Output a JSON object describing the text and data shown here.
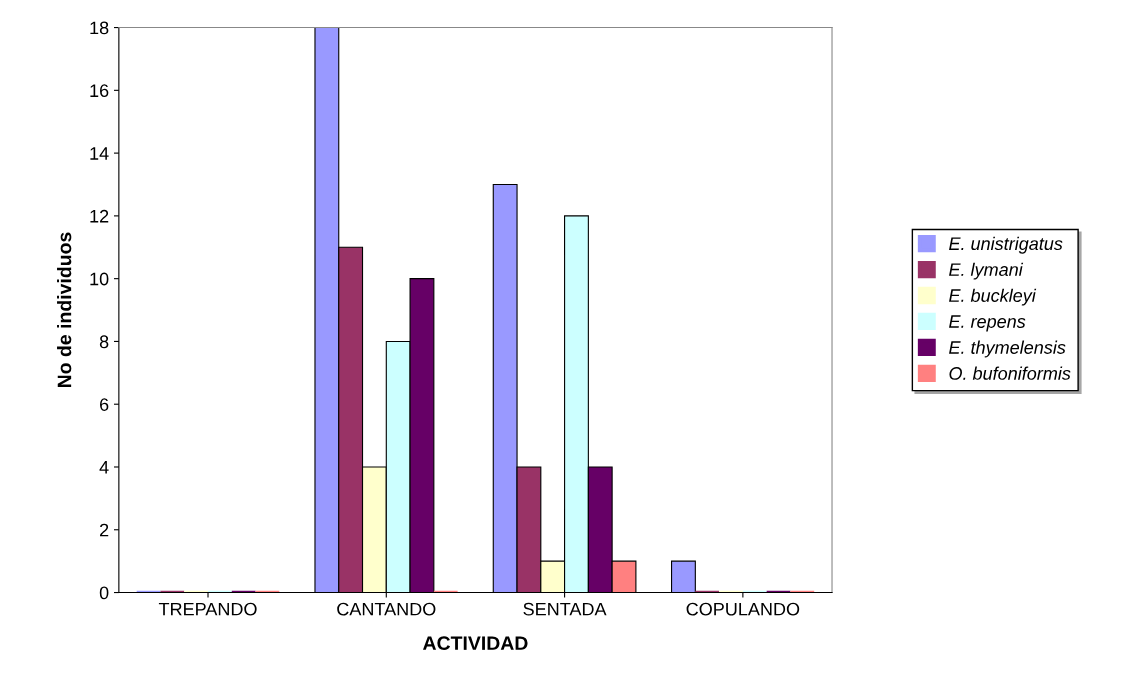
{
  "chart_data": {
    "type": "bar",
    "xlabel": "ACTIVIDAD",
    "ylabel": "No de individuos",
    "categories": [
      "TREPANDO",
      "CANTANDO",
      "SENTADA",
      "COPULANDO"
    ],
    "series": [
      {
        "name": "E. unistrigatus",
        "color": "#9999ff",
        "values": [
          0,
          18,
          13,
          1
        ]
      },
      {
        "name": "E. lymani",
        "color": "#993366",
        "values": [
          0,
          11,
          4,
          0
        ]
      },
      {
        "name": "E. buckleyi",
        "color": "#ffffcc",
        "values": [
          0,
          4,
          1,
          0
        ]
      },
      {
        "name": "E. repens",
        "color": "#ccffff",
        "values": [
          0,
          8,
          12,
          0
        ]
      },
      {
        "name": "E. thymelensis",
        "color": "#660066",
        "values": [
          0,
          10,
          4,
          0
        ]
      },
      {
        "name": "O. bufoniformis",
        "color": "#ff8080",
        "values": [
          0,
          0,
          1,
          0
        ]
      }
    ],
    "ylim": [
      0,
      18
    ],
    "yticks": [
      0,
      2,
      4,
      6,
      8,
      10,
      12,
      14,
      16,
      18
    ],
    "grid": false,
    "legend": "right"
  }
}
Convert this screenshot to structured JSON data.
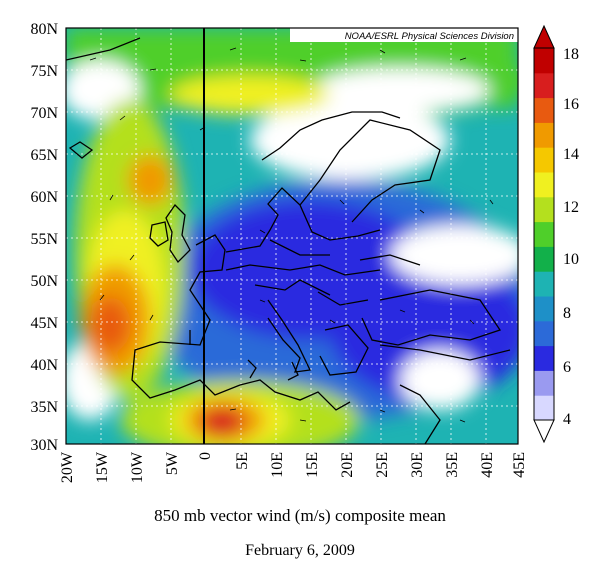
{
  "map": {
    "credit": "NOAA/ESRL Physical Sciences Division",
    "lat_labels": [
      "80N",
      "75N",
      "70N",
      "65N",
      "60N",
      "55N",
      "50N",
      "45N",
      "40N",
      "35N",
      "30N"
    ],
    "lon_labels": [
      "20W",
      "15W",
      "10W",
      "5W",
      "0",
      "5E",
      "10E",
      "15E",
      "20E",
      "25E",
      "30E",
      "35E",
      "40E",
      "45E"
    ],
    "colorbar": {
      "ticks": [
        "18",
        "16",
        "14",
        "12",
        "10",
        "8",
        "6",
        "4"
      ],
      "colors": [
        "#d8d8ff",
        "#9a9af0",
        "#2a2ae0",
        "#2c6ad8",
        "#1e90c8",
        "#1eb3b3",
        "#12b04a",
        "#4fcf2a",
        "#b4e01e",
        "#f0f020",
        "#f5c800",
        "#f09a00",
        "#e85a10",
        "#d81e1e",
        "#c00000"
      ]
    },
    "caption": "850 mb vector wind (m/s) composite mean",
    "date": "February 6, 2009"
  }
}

• • • • •

WHAT THE TASK REQUIRES
Your task is to return the entries above exactly, with no pictures.

RESPONSE TO THE TASK
Output a JSON object describing the text and data shown here.
{
  "chart_data": {
    "type": "bar",
    "xlabel": "ACTIVIDAD",
    "ylabel": "No de individuos",
    "categories": [
      "TREPANDO",
      "CANTANDO",
      "SENTADA",
      "COPULANDO"
    ],
    "series": [
      {
        "name": "E. unistrigatus",
        "color": "#9999ff",
        "values": [
          0,
          18,
          13,
          1
        ]
      },
      {
        "name": "E. lymani",
        "color": "#993366",
        "values": [
          0,
          11,
          4,
          0
        ]
      },
      {
        "name": "E. buckleyi",
        "color": "#ffffcc",
        "values": [
          0,
          4,
          1,
          0
        ]
      },
      {
        "name": "E. repens",
        "color": "#ccffff",
        "values": [
          0,
          8,
          12,
          0
        ]
      },
      {
        "name": "E. thymelensis",
        "color": "#660066",
        "values": [
          0,
          10,
          4,
          0
        ]
      },
      {
        "name": "O. bufoniformis",
        "color": "#ff8080",
        "values": [
          0,
          0,
          1,
          0
        ]
      }
    ],
    "ylim": [
      0,
      18
    ],
    "yticks": [
      0,
      2,
      4,
      6,
      8,
      10,
      12,
      14,
      16,
      18
    ],
    "grid": false,
    "legend": "right"
  }
}
Convert this screenshot to structured JSON data.
{
  "map": {
    "credit": "NOAA/ESRL Physical Sciences Division",
    "lat_labels": [
      "80N",
      "75N",
      "70N",
      "65N",
      "60N",
      "55N",
      "50N",
      "45N",
      "40N",
      "35N",
      "30N"
    ],
    "lon_labels": [
      "20W",
      "15W",
      "10W",
      "5W",
      "0",
      "5E",
      "10E",
      "15E",
      "20E",
      "25E",
      "30E",
      "35E",
      "40E",
      "45E"
    ],
    "colorbar": {
      "ticks": [
        "18",
        "16",
        "14",
        "12",
        "10",
        "8",
        "6",
        "4"
      ],
      "colors": [
        "#d8d8ff",
        "#9a9af0",
        "#2a2ae0",
        "#2c6ad8",
        "#1e90c8",
        "#1eb3b3",
        "#12b04a",
        "#4fcf2a",
        "#b4e01e",
        "#f0f020",
        "#f5c800",
        "#f09a00",
        "#e85a10",
        "#d81e1e",
        "#c00000"
      ]
    },
    "caption": "850 mb vector wind (m/s) composite mean",
    "date": "February 6, 2009"
  }
}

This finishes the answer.